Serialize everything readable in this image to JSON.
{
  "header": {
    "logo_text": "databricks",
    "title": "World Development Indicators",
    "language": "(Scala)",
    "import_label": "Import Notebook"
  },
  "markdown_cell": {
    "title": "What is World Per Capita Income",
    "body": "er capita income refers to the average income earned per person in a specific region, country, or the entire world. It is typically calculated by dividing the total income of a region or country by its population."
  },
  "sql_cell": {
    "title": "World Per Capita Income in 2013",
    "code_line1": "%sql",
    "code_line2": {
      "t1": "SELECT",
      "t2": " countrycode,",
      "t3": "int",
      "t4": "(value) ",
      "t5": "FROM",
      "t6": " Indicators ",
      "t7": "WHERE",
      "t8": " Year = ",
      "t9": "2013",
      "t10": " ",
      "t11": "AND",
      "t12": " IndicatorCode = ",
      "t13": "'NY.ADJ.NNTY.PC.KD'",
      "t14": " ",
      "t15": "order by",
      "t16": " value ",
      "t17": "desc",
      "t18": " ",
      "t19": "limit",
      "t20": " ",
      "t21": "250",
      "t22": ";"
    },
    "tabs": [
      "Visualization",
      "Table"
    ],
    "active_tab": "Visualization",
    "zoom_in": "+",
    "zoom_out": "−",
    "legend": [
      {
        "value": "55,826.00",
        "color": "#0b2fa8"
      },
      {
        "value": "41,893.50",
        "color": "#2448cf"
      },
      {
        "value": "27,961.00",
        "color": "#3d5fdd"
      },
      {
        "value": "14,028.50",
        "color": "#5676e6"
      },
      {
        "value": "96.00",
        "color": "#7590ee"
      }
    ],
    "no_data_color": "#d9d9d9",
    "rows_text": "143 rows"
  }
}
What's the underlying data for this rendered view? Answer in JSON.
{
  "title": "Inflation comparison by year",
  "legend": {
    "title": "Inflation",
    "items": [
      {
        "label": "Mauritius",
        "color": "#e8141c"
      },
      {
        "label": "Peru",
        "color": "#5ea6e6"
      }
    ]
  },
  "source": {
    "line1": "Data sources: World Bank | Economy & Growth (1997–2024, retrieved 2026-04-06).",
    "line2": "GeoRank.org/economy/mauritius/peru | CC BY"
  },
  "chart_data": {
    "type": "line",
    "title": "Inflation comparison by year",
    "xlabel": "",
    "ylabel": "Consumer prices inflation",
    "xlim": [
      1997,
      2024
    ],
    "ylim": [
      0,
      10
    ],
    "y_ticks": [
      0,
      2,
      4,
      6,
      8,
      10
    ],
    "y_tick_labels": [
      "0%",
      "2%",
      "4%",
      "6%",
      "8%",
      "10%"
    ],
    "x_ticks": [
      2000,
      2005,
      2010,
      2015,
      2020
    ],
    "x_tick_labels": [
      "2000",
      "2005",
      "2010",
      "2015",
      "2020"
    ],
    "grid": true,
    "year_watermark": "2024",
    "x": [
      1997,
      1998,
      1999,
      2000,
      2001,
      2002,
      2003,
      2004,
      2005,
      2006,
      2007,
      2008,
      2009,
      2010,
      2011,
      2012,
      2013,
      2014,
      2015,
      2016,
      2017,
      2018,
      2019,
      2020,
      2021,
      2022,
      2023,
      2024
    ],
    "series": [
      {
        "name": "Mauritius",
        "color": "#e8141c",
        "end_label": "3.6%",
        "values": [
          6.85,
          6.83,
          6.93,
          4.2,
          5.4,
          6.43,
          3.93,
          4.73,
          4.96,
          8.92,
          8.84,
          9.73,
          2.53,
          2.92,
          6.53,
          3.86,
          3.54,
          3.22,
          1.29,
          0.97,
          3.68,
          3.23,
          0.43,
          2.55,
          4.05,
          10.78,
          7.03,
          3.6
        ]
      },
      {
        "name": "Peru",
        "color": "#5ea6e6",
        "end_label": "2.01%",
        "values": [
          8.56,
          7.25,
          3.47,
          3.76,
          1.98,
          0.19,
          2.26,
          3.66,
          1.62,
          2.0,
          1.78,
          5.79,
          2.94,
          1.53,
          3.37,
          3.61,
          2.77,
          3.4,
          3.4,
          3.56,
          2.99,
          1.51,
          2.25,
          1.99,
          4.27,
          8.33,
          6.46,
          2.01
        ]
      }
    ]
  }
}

### Exercise description
Extract the listing in its entirety and repeat it exactly.

### Solved exercise
Serialize everything readable in this image to JSON.
{
  "header": {
    "logo_text": "databricks",
    "title": "World Development Indicators",
    "language": "(Scala)",
    "import_label": "Import Notebook"
  },
  "markdown_cell": {
    "title": "What is World Per Capita Income",
    "body": "er capita income refers to the average income earned per person in a specific region, country, or the entire world. It is typically calculated by dividing the total income of a region or country by its population."
  },
  "sql_cell": {
    "title": "World Per Capita Income in 2013",
    "code_line1": "%sql",
    "code_line2": {
      "t1": "SELECT",
      "t2": " countrycode,",
      "t3": "int",
      "t4": "(value) ",
      "t5": "FROM",
      "t6": " Indicators ",
      "t7": "WHERE",
      "t8": " Year = ",
      "t9": "2013",
      "t10": " ",
      "t11": "AND",
      "t12": " IndicatorCode = ",
      "t13": "'NY.ADJ.NNTY.PC.KD'",
      "t14": " ",
      "t15": "order by",
      "t16": " value ",
      "t17": "desc",
      "t18": " ",
      "t19": "limit",
      "t20": " ",
      "t21": "250",
      "t22": ";"
    },
    "tabs": [
      "Visualization",
      "Table"
    ],
    "active_tab": "Visualization",
    "zoom_in": "+",
    "zoom_out": "−",
    "legend": [
      {
        "value": "55,826.00",
        "color": "#0b2fa8"
      },
      {
        "value": "41,893.50",
        "color": "#2448cf"
      },
      {
        "value": "27,961.00",
        "color": "#3d5fdd"
      },
      {
        "value": "14,028.50",
        "color": "#5676e6"
      },
      {
        "value": "96.00",
        "color": "#7590ee"
      }
    ],
    "no_data_color": "#d9d9d9",
    "rows_text": "143 rows"
  }
}
What's the underlying data for this rendered view? Answer in JSON.
{
  "title": "Inflation comparison by year",
  "legend": {
    "title": "Inflation",
    "items": [
      {
        "label": "Mauritius",
        "color": "#e8141c"
      },
      {
        "label": "Peru",
        "color": "#5ea6e6"
      }
    ]
  },
  "source": {
    "line1": "Data sources: World Bank | Economy & Growth (1997–2024, retrieved 2026-04-06).",
    "line2": "GeoRank.org/economy/mauritius/peru | CC BY"
  },
  "chart_data": {
    "type": "line",
    "title": "Inflation comparison by year",
    "xlabel": "",
    "ylabel": "Consumer prices inflation",
    "xlim": [
      1997,
      2024
    ],
    "ylim": [
      0,
      10
    ],
    "y_ticks": [
      0,
      2,
      4,
      6,
      8,
      10
    ],
    "y_tick_labels": [
      "0%",
      "2%",
      "4%",
      "6%",
      "8%",
      "10%"
    ],
    "x_ticks": [
      2000,
      2005,
      2010,
      2015,
      2020
    ],
    "x_tick_labels": [
      "2000",
      "2005",
      "2010",
      "2015",
      "2020"
    ],
    "grid": true,
    "year_watermark": "2024",
    "x": [
      1997,
      1998,
      1999,
      2000,
      2001,
      2002,
      2003,
      2004,
      2005,
      2006,
      2007,
      2008,
      2009,
      2010,
      2011,
      2012,
      2013,
      2014,
      2015,
      2016,
      2017,
      2018,
      2019,
      2020,
      2021,
      2022,
      2023,
      2024
    ],
    "series": [
      {
        "name": "Mauritius",
        "color": "#e8141c",
        "end_label": "3.6%",
        "values": [
          6.85,
          6.83,
          6.93,
          4.2,
          5.4,
          6.43,
          3.93,
          4.73,
          4.96,
          8.92,
          8.84,
          9.73,
          2.53,
          2.92,
          6.53,
          3.86,
          3.54,
          3.22,
          1.29,
          0.97,
          3.68,
          3.23,
          0.43,
          2.55,
          4.05,
          10.78,
          7.03,
          3.6
        ]
      },
      {
        "name": "Peru",
        "color": "#5ea6e6",
        "end_label": "2.01%",
        "values": [
          8.56,
          7.25,
          3.47,
          3.76,
          1.98,
          0.19,
          2.26,
          3.66,
          1.62,
          2.0,
          1.78,
          5.79,
          2.94,
          1.53,
          3.37,
          3.61,
          2.77,
          3.4,
          3.4,
          3.56,
          2.99,
          1.51,
          2.25,
          1.99,
          4.27,
          8.33,
          6.46,
          2.01
        ]
      }
    ]
  }
}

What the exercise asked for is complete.